== Exercise details ==
Lay out the data from the start through the line that contains "313, 112, 338]" as a Markdown table with two columns, Index for the row number and Text for the line, leaving out any blank lines.

== Data to use ==
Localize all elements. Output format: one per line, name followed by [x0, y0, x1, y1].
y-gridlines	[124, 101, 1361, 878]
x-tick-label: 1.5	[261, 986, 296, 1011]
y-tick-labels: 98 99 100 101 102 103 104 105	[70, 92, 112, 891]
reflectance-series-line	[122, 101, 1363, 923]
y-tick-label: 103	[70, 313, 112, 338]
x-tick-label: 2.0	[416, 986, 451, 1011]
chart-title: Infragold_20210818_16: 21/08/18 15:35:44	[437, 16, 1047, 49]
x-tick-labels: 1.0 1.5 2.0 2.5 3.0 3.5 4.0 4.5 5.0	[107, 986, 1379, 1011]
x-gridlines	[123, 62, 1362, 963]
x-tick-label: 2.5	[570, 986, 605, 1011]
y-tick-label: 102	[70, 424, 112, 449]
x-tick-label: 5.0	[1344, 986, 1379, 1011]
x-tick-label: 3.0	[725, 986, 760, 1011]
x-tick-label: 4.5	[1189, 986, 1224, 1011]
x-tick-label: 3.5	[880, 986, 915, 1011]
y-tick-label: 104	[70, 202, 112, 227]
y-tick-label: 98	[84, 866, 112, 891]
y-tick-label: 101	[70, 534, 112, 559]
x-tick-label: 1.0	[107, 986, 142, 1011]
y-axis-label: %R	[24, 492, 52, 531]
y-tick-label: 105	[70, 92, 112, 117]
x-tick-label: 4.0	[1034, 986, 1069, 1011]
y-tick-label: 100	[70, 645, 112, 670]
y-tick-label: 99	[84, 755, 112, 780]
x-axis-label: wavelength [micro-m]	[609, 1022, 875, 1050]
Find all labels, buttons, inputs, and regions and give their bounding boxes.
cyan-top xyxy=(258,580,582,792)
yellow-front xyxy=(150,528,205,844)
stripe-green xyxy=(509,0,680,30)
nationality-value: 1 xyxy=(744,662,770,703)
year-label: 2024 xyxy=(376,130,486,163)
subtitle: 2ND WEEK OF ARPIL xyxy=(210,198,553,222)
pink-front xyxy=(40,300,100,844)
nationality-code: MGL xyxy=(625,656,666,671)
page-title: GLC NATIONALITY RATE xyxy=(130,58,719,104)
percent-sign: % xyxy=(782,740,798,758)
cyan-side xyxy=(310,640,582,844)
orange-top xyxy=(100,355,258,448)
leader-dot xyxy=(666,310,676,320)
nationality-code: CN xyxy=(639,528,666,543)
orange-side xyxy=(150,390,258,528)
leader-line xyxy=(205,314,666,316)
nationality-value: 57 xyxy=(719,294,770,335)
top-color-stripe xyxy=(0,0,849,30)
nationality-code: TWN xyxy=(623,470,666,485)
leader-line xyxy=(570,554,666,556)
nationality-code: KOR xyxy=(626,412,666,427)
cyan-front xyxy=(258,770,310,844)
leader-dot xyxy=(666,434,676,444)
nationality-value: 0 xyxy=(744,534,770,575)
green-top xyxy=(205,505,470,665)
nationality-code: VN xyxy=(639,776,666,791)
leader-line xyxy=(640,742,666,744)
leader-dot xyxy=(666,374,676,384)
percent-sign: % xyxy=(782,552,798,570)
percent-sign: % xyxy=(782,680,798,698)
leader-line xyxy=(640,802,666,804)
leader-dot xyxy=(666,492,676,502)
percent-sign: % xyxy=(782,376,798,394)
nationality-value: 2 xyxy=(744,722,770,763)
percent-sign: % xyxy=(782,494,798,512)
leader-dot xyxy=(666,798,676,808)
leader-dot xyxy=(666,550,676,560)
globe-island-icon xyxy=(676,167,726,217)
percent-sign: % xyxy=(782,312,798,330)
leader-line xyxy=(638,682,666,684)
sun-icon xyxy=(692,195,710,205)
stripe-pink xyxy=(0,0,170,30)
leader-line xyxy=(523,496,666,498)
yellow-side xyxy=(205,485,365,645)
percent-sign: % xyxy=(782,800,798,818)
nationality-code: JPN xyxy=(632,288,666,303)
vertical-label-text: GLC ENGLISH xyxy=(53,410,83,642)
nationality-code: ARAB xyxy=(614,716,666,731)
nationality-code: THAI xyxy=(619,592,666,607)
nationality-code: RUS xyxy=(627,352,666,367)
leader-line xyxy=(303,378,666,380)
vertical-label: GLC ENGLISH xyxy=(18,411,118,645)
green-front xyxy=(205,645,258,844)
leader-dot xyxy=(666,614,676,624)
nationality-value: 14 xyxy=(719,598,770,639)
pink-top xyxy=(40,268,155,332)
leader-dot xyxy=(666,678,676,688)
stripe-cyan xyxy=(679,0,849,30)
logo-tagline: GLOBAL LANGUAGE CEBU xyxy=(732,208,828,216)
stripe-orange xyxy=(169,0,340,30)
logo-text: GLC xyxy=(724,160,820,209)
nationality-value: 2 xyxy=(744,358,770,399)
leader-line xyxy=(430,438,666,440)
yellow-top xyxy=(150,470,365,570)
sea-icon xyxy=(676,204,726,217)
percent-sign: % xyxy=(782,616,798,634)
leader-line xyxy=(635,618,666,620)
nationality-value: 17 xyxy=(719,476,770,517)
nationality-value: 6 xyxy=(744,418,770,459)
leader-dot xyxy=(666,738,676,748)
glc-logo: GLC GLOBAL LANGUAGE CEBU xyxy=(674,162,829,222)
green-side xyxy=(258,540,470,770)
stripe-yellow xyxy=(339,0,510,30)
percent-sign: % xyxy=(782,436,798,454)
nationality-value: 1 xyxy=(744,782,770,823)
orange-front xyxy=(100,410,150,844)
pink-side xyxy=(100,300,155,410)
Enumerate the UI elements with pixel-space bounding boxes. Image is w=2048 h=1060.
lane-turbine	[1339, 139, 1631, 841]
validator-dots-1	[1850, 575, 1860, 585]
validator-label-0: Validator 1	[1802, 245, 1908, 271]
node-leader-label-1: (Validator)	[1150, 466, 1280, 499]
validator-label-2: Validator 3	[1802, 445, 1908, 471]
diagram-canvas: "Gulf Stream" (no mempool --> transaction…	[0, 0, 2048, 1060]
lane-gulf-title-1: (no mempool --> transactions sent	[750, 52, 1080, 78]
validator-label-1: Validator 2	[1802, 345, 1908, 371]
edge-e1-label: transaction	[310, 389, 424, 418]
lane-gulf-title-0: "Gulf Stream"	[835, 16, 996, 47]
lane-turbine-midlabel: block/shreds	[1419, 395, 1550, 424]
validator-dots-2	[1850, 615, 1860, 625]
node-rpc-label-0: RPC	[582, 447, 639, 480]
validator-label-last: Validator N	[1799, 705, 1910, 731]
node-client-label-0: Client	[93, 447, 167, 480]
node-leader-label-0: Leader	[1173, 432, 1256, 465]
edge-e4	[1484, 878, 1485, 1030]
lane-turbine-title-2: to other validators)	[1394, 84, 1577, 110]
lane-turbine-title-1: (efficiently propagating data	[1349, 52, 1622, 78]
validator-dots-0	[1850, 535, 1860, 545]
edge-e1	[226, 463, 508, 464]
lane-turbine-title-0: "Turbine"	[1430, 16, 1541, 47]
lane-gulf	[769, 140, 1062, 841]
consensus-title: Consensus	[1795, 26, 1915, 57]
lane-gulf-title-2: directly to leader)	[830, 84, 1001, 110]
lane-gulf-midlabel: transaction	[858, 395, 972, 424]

== The output ==
| Index | Text |
|---|---|
| 1 | Localize all elements. Output format: one per line, name followed by [x0, y0, x1, y1]. |
| 2 | y-gridlines	[124, 101, 1361, 878] |
| 3 | x-tick-label: 1.5	[261, 986, 296, 1011] |
| 4 | y-tick-labels: 98 99 100 101 102 103 104 105	[70, 92, 112, 891] |
| 5 | reflectance-series-line	[122, 101, 1363, 923] |
| 6 | y-tick-label: 103	[70, 313, 112, 338] |